§ **Goal of the exercise**
Repeat every record below exactly as it appears.

§ **Data provided**

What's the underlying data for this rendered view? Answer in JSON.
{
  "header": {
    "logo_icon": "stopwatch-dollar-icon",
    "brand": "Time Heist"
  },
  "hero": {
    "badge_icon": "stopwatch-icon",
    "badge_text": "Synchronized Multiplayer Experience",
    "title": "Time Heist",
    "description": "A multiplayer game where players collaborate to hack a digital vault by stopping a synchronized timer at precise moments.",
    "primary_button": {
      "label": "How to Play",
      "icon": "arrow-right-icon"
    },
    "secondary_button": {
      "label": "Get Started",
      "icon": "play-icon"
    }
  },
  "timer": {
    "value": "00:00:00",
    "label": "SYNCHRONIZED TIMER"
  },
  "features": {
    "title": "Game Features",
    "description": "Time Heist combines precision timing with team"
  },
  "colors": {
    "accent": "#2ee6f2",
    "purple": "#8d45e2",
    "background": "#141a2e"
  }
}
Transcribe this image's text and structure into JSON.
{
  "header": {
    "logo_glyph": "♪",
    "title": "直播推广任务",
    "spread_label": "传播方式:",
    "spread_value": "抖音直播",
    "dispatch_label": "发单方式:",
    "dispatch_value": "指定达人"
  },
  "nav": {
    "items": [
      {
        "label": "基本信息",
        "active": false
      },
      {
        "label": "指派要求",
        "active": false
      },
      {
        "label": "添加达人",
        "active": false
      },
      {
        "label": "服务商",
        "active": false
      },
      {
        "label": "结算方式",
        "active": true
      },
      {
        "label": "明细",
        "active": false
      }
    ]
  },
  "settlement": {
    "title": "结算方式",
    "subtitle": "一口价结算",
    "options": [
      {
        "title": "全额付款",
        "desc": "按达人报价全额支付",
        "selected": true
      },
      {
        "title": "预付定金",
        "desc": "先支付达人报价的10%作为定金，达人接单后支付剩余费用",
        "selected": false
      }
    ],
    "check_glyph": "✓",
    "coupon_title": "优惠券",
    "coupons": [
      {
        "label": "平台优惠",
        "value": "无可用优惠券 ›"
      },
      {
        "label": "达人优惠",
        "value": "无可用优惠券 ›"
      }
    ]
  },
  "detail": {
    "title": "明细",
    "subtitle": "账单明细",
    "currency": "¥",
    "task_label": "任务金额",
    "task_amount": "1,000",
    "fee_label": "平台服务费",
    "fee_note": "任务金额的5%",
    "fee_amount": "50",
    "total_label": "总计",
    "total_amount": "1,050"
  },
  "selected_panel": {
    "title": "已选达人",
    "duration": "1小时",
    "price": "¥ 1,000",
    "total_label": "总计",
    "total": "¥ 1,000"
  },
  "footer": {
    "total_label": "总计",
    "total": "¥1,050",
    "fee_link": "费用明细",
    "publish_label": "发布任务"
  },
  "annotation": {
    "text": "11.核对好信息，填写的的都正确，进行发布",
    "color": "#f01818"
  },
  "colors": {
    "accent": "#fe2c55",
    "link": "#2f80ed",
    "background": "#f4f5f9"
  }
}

§ **Written reply**
What's the underlying data for this rendered view? Answer in JSON.
{
  "header": {
    "logo_icon": "stopwatch-dollar-icon",
    "brand": "Time Heist"
  },
  "hero": {
    "badge_icon": "stopwatch-icon",
    "badge_text": "Synchronized Multiplayer Experience",
    "title": "Time Heist",
    "description": "A multiplayer game where players collaborate to hack a digital vault by stopping a synchronized timer at precise moments.",
    "primary_button": {
      "label": "How to Play",
      "icon": "arrow-right-icon"
    },
    "secondary_button": {
      "label": "Get Started",
      "icon": "play-icon"
    }
  },
  "timer": {
    "value": "00:00:00",
    "label": "SYNCHRONIZED TIMER"
  },
  "features": {
    "title": "Game Features",
    "description": "Time Heist combines precision timing with team"
  },
  "colors": {
    "accent": "#2ee6f2",
    "purple": "#8d45e2",
    "background": "#141a2e"
  }
}
Transcribe this image's text and structure into JSON.
{
  "header": {
    "logo_glyph": "♪",
    "title": "直播推广任务",
    "spread_label": "传播方式:",
    "spread_value": "抖音直播",
    "dispatch_label": "发单方式:",
    "dispatch_value": "指定达人"
  },
  "nav": {
    "items": [
      {
        "label": "基本信息",
        "active": false
      },
      {
        "label": "指派要求",
        "active": false
      },
      {
        "label": "添加达人",
        "active": false
      },
      {
        "label": "服务商",
        "active": false
      },
      {
        "label": "结算方式",
        "active": true
      },
      {
        "label": "明细",
        "active": false
      }
    ]
  },
  "settlement": {
    "title": "结算方式",
    "subtitle": "一口价结算",
    "options": [
      {
        "title": "全额付款",
        "desc": "按达人报价全额支付",
        "selected": true
      },
      {
        "title": "预付定金",
        "desc": "先支付达人报价的10%作为定金，达人接单后支付剩余费用",
        "selected": false
      }
    ],
    "check_glyph": "✓",
    "coupon_title": "优惠券",
    "coupons": [
      {
        "label": "平台优惠",
        "value": "无可用优惠券 ›"
      },
      {
        "label": "达人优惠",
        "value": "无可用优惠券 ›"
      }
    ]
  },
  "detail": {
    "title": "明细",
    "subtitle": "账单明细",
    "currency": "¥",
    "task_label": "任务金额",
    "task_amount": "1,000",
    "fee_label": "平台服务费",
    "fee_note": "任务金额的5%",
    "fee_amount": "50",
    "total_label": "总计",
    "total_amount": "1,050"
  },
  "selected_panel": {
    "title": "已选达人",
    "duration": "1小时",
    "price": "¥ 1,000",
    "total_label": "总计",
    "total": "¥ 1,000"
  },
  "footer": {
    "total_label": "总计",
    "total": "¥1,050",
    "fee_link": "费用明细",
    "publish_label": "发布任务"
  },
  "annotation": {
    "text": "11.核对好信息，填写的的都正确，进行发布",
    "color": "#f01818"
  },
  "colors": {
    "accent": "#fe2c55",
    "link": "#2f80ed",
    "background": "#f4f5f9"
  }
}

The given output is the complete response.